** Available data **
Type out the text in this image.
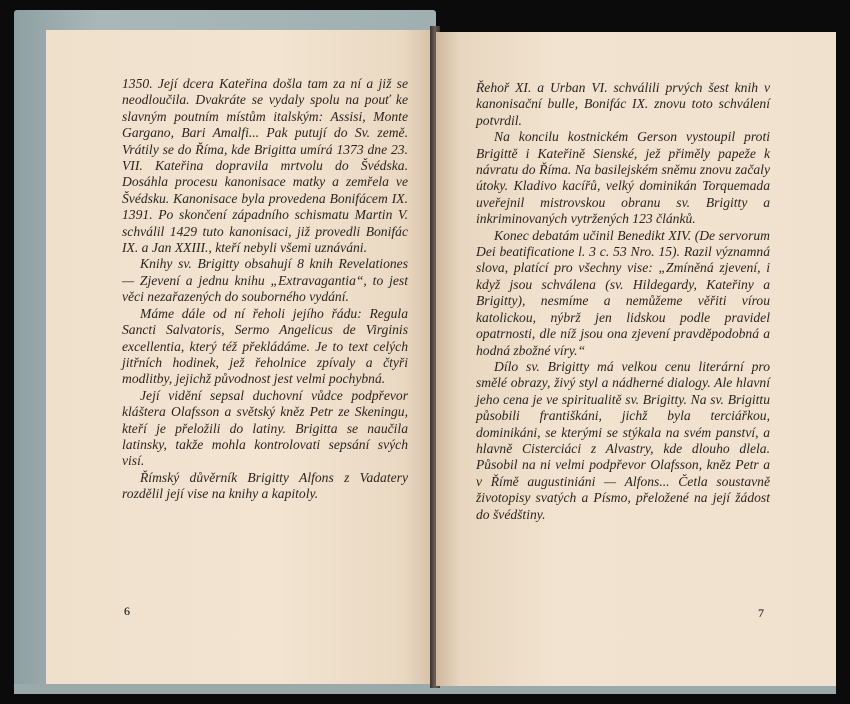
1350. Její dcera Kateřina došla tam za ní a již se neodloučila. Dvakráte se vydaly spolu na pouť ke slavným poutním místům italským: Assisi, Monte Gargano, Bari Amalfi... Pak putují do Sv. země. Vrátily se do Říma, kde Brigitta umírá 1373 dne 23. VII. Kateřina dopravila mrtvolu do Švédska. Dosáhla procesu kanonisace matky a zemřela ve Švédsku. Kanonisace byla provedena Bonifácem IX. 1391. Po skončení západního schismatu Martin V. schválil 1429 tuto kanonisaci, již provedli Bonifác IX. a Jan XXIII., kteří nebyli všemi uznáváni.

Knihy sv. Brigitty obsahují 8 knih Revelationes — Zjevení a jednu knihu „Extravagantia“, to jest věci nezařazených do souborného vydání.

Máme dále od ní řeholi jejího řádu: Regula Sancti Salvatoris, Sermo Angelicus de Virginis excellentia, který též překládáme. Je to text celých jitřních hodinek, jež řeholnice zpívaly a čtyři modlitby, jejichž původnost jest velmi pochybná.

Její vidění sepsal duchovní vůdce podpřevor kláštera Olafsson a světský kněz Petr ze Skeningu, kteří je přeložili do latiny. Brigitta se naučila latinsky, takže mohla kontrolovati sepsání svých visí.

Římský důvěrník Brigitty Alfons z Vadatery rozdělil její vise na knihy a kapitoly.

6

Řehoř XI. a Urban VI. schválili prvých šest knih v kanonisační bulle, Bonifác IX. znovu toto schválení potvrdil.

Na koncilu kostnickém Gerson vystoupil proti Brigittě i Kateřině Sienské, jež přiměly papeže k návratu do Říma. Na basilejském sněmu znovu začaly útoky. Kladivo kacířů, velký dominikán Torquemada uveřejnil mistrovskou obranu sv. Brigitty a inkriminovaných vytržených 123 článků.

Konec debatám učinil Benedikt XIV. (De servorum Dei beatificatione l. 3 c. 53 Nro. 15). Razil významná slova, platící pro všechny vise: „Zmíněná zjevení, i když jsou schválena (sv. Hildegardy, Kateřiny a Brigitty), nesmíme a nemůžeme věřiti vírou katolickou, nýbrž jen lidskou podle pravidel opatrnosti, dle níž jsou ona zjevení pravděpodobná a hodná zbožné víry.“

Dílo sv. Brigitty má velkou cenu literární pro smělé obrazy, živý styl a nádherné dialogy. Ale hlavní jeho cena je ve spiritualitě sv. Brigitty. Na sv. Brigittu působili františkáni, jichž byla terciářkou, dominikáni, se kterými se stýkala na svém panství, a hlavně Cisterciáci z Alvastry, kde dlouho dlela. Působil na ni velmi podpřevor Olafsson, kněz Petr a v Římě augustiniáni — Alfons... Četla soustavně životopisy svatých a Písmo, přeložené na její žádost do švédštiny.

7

--

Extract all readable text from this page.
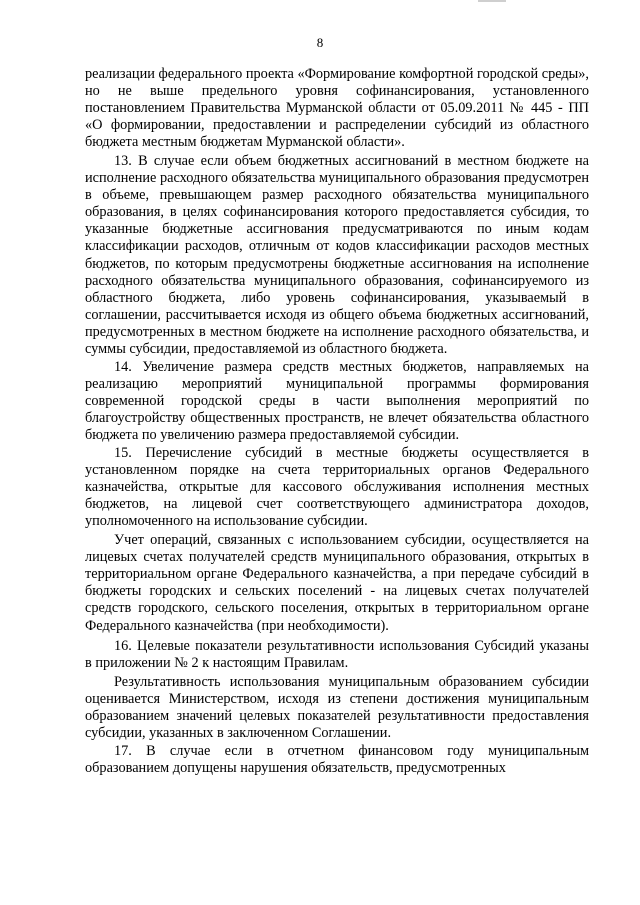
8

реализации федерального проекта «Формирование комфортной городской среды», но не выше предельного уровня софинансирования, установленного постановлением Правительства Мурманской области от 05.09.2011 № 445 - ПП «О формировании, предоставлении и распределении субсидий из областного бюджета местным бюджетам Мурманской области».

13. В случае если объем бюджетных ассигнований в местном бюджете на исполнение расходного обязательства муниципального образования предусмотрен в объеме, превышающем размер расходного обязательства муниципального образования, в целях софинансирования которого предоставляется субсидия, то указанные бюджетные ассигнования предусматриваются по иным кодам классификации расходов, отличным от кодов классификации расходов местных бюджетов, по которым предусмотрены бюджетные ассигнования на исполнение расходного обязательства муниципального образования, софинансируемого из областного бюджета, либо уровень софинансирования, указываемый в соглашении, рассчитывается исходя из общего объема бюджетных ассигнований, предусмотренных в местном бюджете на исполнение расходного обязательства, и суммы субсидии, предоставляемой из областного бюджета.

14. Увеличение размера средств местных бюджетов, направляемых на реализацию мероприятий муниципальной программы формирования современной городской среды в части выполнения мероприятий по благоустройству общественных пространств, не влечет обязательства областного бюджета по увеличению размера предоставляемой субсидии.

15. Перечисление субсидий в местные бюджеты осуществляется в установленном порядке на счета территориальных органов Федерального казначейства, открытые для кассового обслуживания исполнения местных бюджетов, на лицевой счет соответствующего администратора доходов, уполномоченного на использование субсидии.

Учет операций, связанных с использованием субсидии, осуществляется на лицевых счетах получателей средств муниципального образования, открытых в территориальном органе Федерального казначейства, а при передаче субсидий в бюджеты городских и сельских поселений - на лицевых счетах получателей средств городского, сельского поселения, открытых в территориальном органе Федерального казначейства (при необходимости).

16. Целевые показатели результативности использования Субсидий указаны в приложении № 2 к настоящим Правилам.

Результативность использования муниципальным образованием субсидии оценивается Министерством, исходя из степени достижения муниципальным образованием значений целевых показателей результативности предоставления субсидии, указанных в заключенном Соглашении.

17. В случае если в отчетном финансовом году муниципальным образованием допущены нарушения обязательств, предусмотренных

* * *

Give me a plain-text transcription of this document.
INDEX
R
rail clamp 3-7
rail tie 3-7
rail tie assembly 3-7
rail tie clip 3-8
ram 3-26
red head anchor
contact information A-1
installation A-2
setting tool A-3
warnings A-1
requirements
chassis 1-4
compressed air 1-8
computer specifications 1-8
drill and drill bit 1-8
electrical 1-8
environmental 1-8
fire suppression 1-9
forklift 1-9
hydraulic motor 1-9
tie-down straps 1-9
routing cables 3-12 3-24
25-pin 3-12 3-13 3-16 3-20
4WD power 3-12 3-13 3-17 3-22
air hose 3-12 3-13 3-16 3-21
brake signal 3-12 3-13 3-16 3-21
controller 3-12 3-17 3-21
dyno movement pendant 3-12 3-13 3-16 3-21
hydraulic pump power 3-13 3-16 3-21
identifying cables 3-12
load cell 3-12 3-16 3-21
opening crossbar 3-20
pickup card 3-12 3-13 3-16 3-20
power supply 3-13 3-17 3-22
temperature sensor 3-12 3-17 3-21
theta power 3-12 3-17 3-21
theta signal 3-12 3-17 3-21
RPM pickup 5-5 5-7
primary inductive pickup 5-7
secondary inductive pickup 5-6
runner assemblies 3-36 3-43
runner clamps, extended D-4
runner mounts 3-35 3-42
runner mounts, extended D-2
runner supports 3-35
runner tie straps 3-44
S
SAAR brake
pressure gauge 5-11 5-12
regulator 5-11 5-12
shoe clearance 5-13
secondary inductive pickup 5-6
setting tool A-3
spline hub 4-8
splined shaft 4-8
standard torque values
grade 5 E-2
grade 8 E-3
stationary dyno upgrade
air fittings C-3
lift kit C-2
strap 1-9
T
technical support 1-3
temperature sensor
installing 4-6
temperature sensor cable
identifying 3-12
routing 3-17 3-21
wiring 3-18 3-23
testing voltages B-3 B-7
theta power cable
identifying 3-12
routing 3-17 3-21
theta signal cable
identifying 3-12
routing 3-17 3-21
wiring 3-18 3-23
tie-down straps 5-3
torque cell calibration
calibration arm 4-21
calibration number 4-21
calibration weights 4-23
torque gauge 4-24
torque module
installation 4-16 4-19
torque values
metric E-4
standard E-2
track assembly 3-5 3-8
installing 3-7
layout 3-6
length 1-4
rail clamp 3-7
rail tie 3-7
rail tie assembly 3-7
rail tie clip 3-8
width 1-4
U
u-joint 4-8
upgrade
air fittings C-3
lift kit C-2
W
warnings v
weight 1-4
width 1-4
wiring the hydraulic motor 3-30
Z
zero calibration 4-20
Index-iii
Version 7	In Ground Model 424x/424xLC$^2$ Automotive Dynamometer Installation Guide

** Short task **
Show every line from the entries above in which "случае" appears.

** Answer in full **
13. В случае если объем бюджетных ассигнований в местном бюджете на исполнение расходного обязательства муниципального образования предусмотрен в объеме, превышающем размер расходного обязательства муниципального образования, в целях софинансирования которого предоставляется субсидия, то указанные бюджетные ассигнования предусматриваются по иным кодам классификации расходов, отличным от кодов классификации расходов местных бюджетов, по которым предусмотрены бюджетные ассигнования на исполнение расходного обязательства муниципального образования, софинансируемого из областного бюджета, либо уровень софинансирования, указываемый в соглашении, рассчитывается исходя из общего объема бюджетных ассигнований, предусмотренных в местном бюджете на исполнение расходного обязательства, и суммы субсидии, предоставляемой из областного бюджета.
17. В случае если в отчетном финансовом году муниципальным образованием допущены нарушения обязательств, предусмотренных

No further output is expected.